Search the listing below for "number". Copy each matching line.
++++++++++
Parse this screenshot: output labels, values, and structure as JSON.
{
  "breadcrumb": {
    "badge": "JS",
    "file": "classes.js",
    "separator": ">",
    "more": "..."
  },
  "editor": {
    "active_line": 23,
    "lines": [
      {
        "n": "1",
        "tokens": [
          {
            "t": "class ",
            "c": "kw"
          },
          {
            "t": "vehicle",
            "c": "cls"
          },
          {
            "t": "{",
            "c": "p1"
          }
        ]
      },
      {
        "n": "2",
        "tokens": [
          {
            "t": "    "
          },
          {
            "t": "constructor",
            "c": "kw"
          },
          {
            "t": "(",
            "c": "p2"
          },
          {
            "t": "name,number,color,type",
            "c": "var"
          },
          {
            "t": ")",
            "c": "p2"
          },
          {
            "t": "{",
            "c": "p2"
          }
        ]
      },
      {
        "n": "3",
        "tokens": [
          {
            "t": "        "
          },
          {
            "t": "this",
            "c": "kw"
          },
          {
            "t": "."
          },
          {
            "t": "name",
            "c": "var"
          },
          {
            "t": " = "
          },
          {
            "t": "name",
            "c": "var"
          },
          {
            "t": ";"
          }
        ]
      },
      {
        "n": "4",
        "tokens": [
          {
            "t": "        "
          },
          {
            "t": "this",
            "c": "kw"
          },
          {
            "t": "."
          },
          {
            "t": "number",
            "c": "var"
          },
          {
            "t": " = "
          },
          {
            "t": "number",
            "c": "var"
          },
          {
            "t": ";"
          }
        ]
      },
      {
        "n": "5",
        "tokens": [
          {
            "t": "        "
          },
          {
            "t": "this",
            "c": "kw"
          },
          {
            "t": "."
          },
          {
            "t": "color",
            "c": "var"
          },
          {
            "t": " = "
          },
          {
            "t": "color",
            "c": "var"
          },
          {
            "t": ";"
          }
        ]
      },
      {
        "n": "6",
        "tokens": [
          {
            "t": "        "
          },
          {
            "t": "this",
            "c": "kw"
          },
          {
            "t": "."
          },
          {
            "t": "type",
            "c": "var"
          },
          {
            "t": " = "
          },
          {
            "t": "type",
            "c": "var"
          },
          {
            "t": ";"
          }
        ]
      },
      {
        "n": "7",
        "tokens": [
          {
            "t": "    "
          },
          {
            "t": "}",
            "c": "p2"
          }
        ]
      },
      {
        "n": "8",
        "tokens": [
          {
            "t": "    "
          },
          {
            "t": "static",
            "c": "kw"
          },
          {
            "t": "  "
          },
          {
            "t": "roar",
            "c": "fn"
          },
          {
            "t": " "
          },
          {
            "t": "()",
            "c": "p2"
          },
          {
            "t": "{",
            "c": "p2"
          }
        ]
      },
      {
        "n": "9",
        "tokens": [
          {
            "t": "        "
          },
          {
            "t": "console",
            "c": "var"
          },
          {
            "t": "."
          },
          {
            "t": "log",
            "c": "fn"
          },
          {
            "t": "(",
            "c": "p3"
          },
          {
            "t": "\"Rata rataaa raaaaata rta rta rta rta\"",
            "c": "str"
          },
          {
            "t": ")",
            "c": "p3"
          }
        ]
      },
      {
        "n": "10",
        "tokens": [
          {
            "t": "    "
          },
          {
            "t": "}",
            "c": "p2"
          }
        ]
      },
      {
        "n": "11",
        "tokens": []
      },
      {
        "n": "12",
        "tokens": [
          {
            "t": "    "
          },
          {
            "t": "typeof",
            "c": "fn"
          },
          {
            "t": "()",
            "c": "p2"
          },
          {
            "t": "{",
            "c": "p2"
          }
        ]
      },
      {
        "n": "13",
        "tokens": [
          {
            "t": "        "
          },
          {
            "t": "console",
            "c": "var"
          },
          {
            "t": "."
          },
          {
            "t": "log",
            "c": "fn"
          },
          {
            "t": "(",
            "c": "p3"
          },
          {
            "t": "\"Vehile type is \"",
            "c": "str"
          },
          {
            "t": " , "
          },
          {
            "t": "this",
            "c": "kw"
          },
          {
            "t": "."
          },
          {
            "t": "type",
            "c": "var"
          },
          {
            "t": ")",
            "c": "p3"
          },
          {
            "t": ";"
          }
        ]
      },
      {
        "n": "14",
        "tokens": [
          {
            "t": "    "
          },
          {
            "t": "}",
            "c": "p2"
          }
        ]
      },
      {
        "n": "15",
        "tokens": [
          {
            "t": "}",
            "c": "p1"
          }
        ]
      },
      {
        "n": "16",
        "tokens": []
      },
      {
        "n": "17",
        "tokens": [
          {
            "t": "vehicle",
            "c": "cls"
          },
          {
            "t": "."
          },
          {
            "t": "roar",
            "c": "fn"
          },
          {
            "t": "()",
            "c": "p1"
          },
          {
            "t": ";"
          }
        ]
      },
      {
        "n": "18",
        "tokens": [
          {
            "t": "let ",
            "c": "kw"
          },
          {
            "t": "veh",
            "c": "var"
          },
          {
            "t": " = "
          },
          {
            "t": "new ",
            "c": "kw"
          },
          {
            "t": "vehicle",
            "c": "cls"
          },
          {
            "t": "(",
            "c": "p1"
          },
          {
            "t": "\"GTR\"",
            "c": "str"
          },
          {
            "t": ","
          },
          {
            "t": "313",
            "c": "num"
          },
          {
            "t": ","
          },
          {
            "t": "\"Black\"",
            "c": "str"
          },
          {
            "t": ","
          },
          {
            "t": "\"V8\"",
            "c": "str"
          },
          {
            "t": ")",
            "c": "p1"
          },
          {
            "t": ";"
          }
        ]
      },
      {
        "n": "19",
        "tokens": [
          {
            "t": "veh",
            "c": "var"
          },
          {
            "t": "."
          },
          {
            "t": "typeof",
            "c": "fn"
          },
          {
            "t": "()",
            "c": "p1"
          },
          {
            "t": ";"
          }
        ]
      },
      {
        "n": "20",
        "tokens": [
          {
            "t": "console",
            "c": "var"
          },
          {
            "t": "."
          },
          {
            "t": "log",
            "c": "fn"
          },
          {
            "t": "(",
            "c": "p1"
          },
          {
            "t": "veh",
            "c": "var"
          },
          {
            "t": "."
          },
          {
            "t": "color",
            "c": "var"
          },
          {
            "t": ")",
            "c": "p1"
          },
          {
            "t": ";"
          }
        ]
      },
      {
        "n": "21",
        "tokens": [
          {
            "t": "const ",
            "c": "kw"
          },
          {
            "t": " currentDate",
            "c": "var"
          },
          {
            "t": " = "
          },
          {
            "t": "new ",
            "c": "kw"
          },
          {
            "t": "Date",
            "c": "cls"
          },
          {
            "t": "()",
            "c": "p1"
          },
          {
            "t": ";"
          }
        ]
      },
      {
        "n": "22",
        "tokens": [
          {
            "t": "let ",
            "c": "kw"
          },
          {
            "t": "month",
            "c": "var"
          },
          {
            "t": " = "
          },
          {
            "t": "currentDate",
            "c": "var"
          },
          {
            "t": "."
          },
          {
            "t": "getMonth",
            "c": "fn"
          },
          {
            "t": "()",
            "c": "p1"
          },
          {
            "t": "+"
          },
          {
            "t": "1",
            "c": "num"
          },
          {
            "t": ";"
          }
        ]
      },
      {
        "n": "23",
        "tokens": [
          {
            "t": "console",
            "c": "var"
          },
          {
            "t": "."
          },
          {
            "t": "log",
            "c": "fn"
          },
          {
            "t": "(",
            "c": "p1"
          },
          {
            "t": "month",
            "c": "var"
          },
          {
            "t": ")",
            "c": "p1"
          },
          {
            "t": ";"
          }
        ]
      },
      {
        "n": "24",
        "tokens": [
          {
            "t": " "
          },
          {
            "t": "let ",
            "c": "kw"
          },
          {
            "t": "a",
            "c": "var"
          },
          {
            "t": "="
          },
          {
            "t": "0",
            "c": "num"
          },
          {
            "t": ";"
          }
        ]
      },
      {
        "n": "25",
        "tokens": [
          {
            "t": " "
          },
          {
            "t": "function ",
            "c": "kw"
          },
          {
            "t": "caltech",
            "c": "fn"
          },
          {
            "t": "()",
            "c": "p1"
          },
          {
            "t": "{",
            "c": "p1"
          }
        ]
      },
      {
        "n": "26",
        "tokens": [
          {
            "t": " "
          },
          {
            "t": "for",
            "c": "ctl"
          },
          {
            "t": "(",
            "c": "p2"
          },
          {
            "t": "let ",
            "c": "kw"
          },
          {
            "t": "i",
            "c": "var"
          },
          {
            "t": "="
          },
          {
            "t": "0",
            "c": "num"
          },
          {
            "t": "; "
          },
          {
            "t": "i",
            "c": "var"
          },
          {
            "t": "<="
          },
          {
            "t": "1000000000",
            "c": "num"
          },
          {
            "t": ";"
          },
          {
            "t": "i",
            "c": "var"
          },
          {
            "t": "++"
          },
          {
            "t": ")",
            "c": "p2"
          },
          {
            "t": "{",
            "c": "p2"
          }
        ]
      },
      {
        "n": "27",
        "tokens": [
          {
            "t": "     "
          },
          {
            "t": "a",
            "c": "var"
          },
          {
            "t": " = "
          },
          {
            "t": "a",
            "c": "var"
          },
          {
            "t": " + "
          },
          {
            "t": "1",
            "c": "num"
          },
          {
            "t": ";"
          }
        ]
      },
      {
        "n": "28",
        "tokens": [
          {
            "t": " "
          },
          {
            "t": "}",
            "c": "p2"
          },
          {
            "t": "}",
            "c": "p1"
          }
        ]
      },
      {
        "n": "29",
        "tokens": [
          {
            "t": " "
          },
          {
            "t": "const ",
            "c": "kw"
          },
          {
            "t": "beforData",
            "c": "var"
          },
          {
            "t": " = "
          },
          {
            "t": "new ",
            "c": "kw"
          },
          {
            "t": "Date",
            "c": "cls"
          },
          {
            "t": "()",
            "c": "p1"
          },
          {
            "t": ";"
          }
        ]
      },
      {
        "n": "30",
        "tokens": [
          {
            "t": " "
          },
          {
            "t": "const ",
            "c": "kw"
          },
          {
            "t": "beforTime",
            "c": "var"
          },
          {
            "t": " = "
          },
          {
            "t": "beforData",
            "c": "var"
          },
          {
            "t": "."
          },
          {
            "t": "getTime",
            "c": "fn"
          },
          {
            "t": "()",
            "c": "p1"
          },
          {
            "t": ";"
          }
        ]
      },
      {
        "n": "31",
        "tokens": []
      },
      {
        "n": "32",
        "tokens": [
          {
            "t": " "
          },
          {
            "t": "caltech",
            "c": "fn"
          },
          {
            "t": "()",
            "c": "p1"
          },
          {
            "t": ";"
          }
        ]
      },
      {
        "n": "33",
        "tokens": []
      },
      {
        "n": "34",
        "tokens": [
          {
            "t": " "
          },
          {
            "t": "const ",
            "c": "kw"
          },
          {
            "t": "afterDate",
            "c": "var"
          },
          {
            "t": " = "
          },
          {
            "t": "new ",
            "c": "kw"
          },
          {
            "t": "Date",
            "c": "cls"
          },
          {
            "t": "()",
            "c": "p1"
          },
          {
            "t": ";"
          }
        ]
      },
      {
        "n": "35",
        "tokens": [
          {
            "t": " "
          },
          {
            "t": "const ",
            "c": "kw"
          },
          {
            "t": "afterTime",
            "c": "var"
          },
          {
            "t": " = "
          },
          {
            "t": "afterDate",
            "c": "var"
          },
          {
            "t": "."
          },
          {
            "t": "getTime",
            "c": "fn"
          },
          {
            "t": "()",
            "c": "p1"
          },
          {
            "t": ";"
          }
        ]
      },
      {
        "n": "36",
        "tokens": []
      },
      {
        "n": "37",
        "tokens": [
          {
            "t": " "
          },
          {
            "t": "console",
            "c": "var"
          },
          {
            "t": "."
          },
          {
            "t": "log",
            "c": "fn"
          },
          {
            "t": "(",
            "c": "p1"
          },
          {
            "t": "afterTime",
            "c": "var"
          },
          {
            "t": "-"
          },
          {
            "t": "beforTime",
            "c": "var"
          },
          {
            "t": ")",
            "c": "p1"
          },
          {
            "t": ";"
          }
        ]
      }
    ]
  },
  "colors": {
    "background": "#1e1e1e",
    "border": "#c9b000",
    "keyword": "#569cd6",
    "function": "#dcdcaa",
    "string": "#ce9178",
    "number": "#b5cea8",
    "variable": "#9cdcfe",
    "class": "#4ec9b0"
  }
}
++++++++++
→ **Correct answer**
            "t": "name,number,color,type",
            "t": "number",
            "t": "number",
    "number": "#b5cea8",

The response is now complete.